PROBLEM TO WORK ON: For every line in the records that has the word "Mehl", make a copy.

INFORMATION PROVIDED:
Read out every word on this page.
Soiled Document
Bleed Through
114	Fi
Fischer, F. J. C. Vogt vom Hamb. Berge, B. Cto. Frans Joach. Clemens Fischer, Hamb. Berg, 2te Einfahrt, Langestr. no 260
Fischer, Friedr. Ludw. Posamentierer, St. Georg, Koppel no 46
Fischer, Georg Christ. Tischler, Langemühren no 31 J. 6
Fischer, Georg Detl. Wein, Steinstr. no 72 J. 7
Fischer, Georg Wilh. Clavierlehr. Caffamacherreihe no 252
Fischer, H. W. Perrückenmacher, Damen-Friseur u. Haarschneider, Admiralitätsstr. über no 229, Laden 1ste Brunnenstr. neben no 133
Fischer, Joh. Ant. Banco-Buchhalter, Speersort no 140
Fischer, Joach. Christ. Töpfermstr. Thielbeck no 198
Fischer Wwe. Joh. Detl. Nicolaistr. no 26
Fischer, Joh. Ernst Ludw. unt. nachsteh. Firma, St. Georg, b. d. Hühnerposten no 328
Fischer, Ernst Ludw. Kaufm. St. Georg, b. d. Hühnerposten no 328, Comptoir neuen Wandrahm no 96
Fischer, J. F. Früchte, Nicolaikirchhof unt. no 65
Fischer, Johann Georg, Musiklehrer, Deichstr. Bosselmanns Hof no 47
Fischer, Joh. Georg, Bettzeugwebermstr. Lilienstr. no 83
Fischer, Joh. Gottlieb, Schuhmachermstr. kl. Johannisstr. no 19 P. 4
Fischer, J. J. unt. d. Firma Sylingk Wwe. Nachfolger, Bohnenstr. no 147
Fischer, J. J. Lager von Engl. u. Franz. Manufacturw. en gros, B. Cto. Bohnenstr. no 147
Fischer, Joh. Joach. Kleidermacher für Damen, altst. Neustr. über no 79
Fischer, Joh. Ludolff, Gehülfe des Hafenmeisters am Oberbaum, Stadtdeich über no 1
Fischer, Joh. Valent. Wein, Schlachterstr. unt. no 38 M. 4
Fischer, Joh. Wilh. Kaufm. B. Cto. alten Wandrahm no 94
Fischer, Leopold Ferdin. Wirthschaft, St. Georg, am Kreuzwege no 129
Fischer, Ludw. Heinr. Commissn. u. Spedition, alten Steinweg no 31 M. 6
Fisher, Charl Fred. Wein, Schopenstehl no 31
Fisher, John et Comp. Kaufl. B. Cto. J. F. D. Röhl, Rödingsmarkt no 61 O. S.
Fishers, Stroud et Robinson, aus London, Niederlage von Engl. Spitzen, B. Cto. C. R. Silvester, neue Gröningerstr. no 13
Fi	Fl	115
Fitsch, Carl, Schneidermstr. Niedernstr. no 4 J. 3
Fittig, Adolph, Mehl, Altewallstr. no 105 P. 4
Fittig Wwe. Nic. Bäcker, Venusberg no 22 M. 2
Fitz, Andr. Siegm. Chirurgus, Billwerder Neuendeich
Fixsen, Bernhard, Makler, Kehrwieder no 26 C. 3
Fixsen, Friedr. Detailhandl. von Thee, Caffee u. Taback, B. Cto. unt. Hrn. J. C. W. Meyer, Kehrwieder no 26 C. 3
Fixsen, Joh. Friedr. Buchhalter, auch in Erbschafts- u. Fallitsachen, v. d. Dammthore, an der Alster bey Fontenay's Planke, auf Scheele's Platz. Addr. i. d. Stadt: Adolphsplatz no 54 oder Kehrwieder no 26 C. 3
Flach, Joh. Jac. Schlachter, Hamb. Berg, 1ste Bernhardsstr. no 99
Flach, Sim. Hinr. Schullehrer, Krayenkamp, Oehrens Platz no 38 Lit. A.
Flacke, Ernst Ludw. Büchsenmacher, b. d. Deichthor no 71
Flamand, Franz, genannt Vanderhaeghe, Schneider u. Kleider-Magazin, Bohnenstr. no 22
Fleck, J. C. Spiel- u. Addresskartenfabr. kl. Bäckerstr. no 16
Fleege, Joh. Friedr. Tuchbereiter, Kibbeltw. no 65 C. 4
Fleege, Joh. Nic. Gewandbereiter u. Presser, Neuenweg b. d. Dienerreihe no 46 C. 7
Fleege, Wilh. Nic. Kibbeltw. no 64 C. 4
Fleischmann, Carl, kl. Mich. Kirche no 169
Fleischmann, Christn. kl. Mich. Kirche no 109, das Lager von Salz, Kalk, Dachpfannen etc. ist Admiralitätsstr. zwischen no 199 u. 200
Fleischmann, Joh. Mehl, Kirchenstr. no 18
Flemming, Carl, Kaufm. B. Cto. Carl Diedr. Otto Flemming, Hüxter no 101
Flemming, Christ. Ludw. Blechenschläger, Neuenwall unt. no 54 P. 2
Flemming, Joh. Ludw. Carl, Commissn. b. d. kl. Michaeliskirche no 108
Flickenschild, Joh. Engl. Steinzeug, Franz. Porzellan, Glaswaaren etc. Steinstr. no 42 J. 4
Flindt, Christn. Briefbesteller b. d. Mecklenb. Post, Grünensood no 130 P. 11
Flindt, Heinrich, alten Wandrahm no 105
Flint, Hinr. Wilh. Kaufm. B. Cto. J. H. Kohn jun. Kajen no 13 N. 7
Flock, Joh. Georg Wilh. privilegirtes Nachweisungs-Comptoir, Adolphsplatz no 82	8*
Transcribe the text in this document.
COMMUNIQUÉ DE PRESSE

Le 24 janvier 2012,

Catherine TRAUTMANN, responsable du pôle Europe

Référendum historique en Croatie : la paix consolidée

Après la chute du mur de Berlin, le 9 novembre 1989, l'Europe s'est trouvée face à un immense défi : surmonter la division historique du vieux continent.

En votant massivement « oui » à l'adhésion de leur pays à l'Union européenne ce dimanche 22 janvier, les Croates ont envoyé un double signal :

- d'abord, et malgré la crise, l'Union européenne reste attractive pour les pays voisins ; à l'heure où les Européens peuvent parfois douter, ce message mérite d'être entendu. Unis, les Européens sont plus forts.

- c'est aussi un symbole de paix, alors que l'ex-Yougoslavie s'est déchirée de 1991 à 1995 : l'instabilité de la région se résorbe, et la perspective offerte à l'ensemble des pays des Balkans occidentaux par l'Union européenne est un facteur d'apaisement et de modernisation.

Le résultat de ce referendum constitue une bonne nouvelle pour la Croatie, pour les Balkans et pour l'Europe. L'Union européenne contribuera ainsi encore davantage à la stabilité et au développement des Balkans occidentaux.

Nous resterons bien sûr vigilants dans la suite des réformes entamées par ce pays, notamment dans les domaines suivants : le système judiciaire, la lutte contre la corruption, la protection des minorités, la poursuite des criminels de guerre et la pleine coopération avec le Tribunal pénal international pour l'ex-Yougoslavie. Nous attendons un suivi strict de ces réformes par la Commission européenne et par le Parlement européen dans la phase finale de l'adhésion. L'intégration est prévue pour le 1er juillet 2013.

EXPECTED ANSWER:
Fittig, Adolph, Mehl, Altewallstr. no 105 P. 4
Fleischmann, Joh. Mehl, Kirchenstr. no 18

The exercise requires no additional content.